● **Supplied records**:

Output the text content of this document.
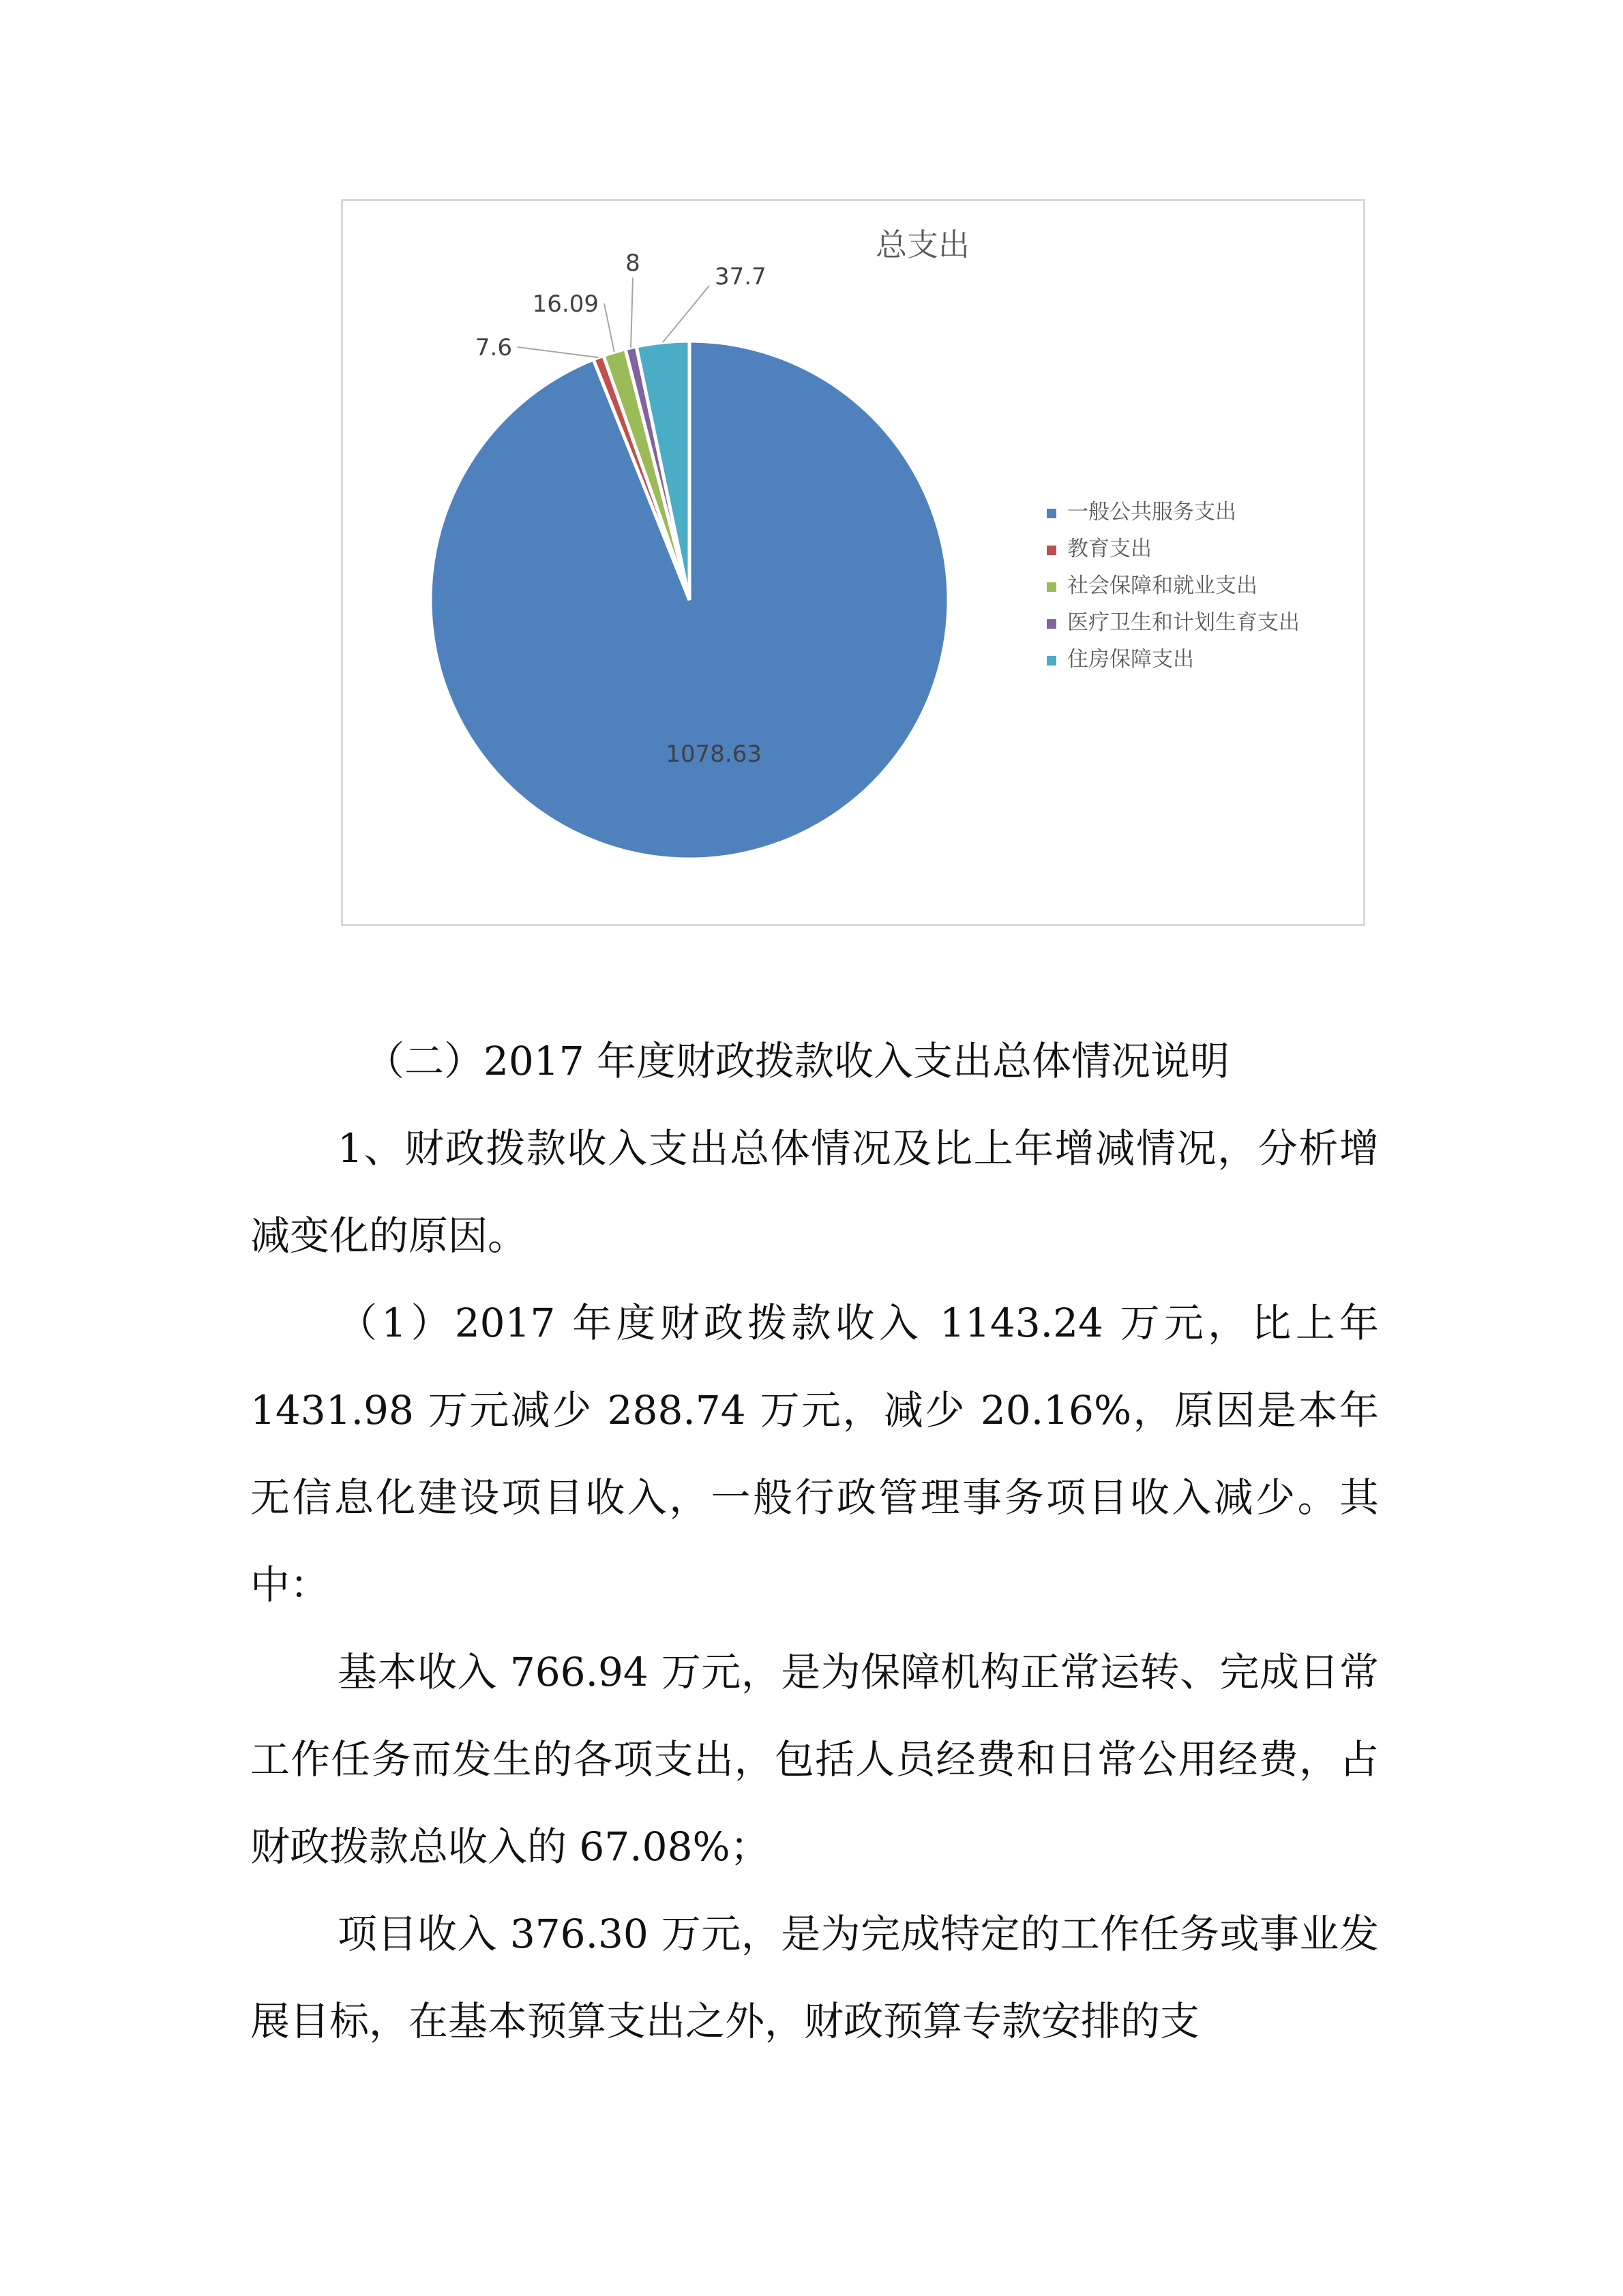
总支出
1078.63
7.6
16.09
8	37.7
一般公共服务支出
教育支出
社会保障和就业支出
医疗卫生和计划生育支出
住房保障支出

（二）2017 年度财政拨款收入支出总体情况说明

1、财政拨款收入支出总体情况及比上年增减情况，分析增减变化的原因。

（1）2017 年度财政拨款收入 1143.24 万元，比上年 1431.98 万元减少 288.74 万元，减少 20.16%，原因是本年无信息化建设项目收入，一般行政管理事务项目收入减少。其中：

基本收入 766.94 万元，是为保障机构正常运转、完成日常工作任务而发生的各项支出，包括人员经费和日常公用经费，占财政拨款总收入的 67.08%；

项目收入 376.30 万元，是为完成特定的工作任务或事业发展目标，在基本预算支出之外，财政预算专款安排的支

● **Exercise task**:
Your task is to return the entries above exactly, with no pictures.

● **Task answer**:
Output the text content of this document.
总支出
1078.63
7.6
16.09
8	37.7
一般公共服务支出
教育支出
社会保障和就业支出
医疗卫生和计划生育支出
住房保障支出

（二）2017 年度财政拨款收入支出总体情况说明

1、财政拨款收入支出总体情况及比上年增减情况，分析增减变化的原因。

（1）2017 年度财政拨款收入 1143.24 万元，比上年 1431.98 万元减少 288.74 万元，减少 20.16%，原因是本年无信息化建设项目收入，一般行政管理事务项目收入减少。其中：

基本收入 766.94 万元，是为保障机构正常运转、完成日常工作任务而发生的各项支出，包括人员经费和日常公用经费，占财政拨款总收入的 67.08%；

项目收入 376.30 万元，是为完成特定的工作任务或事业发展目标，在基本预算支出之外，财政预算专款安排的支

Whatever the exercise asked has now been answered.